▶ [GOAL]:
Please determine how many lines of the material include the word "selected", and respond with nothing but that number.

▶ [DATASET RECORDS]:
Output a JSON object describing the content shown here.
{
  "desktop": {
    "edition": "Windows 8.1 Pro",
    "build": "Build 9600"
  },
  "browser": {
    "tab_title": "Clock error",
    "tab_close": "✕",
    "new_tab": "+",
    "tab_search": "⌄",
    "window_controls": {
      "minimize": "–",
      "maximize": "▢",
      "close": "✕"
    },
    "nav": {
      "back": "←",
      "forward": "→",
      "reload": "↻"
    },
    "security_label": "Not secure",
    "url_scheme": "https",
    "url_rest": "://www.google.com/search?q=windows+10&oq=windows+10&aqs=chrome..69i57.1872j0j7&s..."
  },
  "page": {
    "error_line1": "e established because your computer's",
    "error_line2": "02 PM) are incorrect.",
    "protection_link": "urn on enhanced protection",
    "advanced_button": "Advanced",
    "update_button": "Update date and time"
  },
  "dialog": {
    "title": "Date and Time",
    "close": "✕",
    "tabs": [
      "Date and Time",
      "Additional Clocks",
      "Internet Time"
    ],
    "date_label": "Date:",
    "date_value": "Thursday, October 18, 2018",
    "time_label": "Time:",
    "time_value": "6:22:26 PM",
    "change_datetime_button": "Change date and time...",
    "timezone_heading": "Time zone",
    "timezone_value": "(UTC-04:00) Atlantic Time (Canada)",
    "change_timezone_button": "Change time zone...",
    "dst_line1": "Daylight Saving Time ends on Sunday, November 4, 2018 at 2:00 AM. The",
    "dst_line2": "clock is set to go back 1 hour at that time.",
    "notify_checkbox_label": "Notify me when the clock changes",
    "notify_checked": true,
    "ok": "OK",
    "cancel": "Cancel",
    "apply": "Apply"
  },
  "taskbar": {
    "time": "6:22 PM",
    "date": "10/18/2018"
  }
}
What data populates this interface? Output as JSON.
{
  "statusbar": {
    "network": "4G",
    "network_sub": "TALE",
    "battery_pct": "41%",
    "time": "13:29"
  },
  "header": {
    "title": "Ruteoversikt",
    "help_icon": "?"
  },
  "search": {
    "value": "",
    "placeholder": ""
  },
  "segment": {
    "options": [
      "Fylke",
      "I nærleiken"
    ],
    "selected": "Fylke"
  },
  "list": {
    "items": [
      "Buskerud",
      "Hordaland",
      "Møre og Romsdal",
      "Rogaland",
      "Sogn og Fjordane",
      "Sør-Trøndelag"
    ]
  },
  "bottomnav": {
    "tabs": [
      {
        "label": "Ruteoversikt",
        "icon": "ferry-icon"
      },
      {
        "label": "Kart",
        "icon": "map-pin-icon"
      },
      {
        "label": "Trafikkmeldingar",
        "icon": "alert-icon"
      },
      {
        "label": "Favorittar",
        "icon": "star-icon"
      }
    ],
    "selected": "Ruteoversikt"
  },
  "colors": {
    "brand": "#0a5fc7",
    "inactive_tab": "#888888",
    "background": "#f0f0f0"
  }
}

▶ [COMPLETE RESPONSE]:
2